### Written exercise
Omit every picture and output the rest of the records exactly as they are.
++++ Records to use
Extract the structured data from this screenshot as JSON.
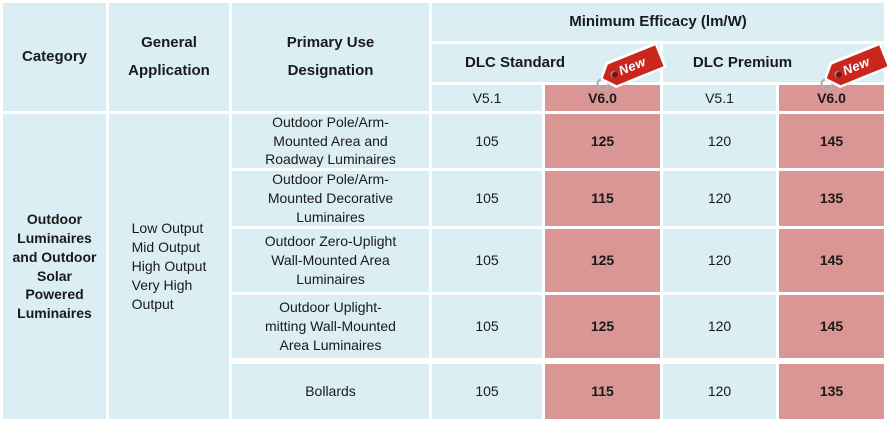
{
  "header": {
    "category": "Category",
    "general_application": "General Application",
    "primary_use": "Primary Use\nDesignation",
    "efficacy_title": "Minimum Efficacy (lm/W)",
    "groups": [
      {
        "label": "DLC Standard",
        "badge": "New"
      },
      {
        "label": "DLC Premium",
        "badge": "New"
      }
    ],
    "version_cols": [
      "V5.1",
      "V6.0",
      "V5.1",
      "V6.0"
    ]
  },
  "body": {
    "category": "Outdoor\nLuminaires\nand Outdoor\nSolar Powered\nLuminaires",
    "general_application": "Low Output\nMid Output\nHigh Output\nVery High\nOutput",
    "rows": [
      {
        "primary_use": "Outdoor Pole/Arm-\nMounted Area and\nRoadway Luminaires",
        "values": [
          "105",
          "125",
          "120",
          "145"
        ]
      },
      {
        "primary_use": "Outdoor Pole/Arm-\nMounted Decorative\nLuminaires",
        "values": [
          "105",
          "115",
          "120",
          "135"
        ]
      },
      {
        "primary_use": "Outdoor Zero-Uplight\nWall-Mounted Area\nLuminaires",
        "values": [
          "105",
          "125",
          "120",
          "145"
        ]
      },
      {
        "primary_use": "Outdoor Uplight-\nmitting Wall-Mounted\nArea Luminaires",
        "values": [
          "105",
          "125",
          "120",
          "145"
        ]
      },
      {
        "primary_use": "Bollards",
        "values": [
          "105",
          "115",
          "120",
          "135"
        ]
      }
    ]
  },
  "colors": {
    "cell_blue": "#daeef3",
    "cell_pink": "#d99694",
    "tag_red": "#c9271d",
    "text": "#1a1a1a"
  },
  "chart_data": {
    "type": "table",
    "title": "Minimum Efficacy (lm/W)",
    "columns": [
      "Category",
      "General Application",
      "Primary Use Designation",
      "DLC Standard V5.1",
      "DLC Standard V6.0",
      "DLC Premium V5.1",
      "DLC Premium V6.0"
    ],
    "rows": [
      [
        "Outdoor Luminaires and Outdoor Solar Powered Luminaires",
        "Low Output / Mid Output / High Output / Very High Output",
        "Outdoor Pole/Arm-Mounted Area and Roadway Luminaires",
        105,
        125,
        120,
        145
      ],
      [
        "",
        "",
        "Outdoor Pole/Arm-Mounted Decorative Luminaires",
        105,
        115,
        120,
        135
      ],
      [
        "",
        "",
        "Outdoor Zero-Uplight Wall-Mounted Area Luminaires",
        105,
        125,
        120,
        145
      ],
      [
        "",
        "",
        "Outdoor Uplight-mitting Wall-Mounted Area Luminaires",
        105,
        125,
        120,
        145
      ],
      [
        "",
        "",
        "Bollards",
        105,
        115,
        120,
        135
      ]
    ]
  }
}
++++++++
### Final answer
Extract the structured data from this screenshot as JSON.
{
  "header": {
    "category": "Category",
    "general_application": "General Application",
    "primary_use": "Primary Use\nDesignation",
    "efficacy_title": "Minimum Efficacy (lm/W)",
    "groups": [
      {
        "label": "DLC Standard",
        "badge": "New"
      },
      {
        "label": "DLC Premium",
        "badge": "New"
      }
    ],
    "version_cols": [
      "V5.1",
      "V6.0",
      "V5.1",
      "V6.0"
    ]
  },
  "body": {
    "category": "Outdoor\nLuminaires\nand Outdoor\nSolar Powered\nLuminaires",
    "general_application": "Low Output\nMid Output\nHigh Output\nVery High\nOutput",
    "rows": [
      {
        "primary_use": "Outdoor Pole/Arm-\nMounted Area and\nRoadway Luminaires",
        "values": [
          "105",
          "125",
          "120",
          "145"
        ]
      },
      {
        "primary_use": "Outdoor Pole/Arm-\nMounted Decorative\nLuminaires",
        "values": [
          "105",
          "115",
          "120",
          "135"
        ]
      },
      {
        "primary_use": "Outdoor Zero-Uplight\nWall-Mounted Area\nLuminaires",
        "values": [
          "105",
          "125",
          "120",
          "145"
        ]
      },
      {
        "primary_use": "Outdoor Uplight-\nmitting Wall-Mounted\nArea Luminaires",
        "values": [
          "105",
          "125",
          "120",
          "145"
        ]
      },
      {
        "primary_use": "Bollards",
        "values": [
          "105",
          "115",
          "120",
          "135"
        ]
      }
    ]
  },
  "colors": {
    "cell_blue": "#daeef3",
    "cell_pink": "#d99694",
    "tag_red": "#c9271d",
    "text": "#1a1a1a"
  },
  "chart_data": {
    "type": "table",
    "title": "Minimum Efficacy (lm/W)",
    "columns": [
      "Category",
      "General Application",
      "Primary Use Designation",
      "DLC Standard V5.1",
      "DLC Standard V6.0",
      "DLC Premium V5.1",
      "DLC Premium V6.0"
    ],
    "rows": [
      [
        "Outdoor Luminaires and Outdoor Solar Powered Luminaires",
        "Low Output / Mid Output / High Output / Very High Output",
        "Outdoor Pole/Arm-Mounted Area and Roadway Luminaires",
        105,
        125,
        120,
        145
      ],
      [
        "",
        "",
        "Outdoor Pole/Arm-Mounted Decorative Luminaires",
        105,
        115,
        120,
        135
      ],
      [
        "",
        "",
        "Outdoor Zero-Uplight Wall-Mounted Area Luminaires",
        105,
        125,
        120,
        145
      ],
      [
        "",
        "",
        "Outdoor Uplight-mitting Wall-Mounted Area Luminaires",
        105,
        125,
        120,
        145
      ],
      [
        "",
        "",
        "Bollards",
        105,
        115,
        120,
        135
      ]
    ]
  }
}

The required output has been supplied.